··· The records

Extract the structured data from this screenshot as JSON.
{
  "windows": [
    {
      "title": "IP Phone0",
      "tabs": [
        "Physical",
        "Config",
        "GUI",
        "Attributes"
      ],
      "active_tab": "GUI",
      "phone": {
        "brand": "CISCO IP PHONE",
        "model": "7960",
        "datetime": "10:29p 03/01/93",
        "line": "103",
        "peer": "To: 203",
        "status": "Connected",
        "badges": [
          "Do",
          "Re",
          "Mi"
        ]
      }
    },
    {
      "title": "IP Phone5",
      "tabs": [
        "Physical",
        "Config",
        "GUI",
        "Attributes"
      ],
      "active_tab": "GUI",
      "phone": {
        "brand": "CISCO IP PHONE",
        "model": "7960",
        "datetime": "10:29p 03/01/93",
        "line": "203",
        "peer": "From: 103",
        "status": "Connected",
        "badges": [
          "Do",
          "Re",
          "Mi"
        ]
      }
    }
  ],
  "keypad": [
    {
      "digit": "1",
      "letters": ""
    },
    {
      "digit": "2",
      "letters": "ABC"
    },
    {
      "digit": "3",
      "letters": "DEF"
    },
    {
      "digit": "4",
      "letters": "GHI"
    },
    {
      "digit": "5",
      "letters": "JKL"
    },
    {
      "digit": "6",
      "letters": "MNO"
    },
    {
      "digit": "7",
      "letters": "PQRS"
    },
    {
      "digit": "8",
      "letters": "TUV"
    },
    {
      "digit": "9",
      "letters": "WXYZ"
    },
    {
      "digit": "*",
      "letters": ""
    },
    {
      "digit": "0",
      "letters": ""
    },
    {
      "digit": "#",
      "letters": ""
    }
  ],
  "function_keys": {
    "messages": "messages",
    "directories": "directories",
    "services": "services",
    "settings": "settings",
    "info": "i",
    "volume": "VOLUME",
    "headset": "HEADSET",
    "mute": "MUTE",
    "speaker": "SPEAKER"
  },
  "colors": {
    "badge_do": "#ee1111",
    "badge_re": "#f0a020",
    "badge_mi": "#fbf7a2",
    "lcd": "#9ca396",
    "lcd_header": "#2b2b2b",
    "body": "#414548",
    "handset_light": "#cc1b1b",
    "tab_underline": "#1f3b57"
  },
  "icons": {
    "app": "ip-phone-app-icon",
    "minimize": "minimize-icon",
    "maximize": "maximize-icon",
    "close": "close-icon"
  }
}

······

# To be done
Only a number is needed: how many lines of the material above contain "digit"?

# Finished exercise
12